Collection entries:
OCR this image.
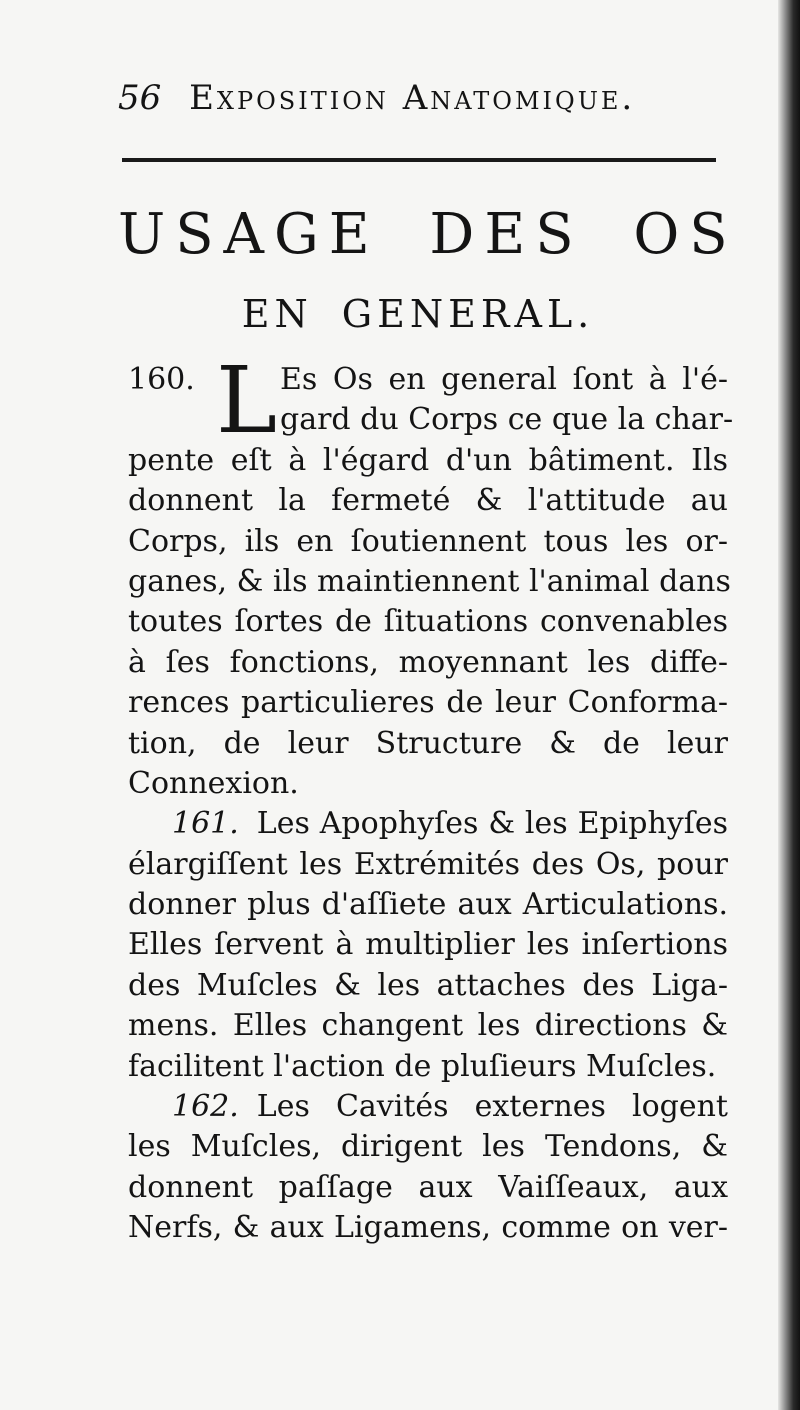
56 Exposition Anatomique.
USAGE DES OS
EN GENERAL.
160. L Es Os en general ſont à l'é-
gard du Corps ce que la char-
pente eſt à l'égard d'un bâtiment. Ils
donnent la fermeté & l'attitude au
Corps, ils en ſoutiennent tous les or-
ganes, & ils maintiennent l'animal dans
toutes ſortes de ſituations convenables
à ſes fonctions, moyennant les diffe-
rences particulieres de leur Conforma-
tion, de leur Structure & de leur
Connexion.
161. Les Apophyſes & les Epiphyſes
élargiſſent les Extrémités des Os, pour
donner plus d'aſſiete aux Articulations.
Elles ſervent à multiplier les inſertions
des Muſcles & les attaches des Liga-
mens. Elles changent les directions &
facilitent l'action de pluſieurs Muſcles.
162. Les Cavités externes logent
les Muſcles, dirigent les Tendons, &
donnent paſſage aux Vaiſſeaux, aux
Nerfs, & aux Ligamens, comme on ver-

→ Your task:
Check the data for the word "donnent" and pull out the lines that have it.

→ Response to this exercise:
donnent la fermeté & l'attitude au
donnent paſſage aux Vaiſſeaux, aux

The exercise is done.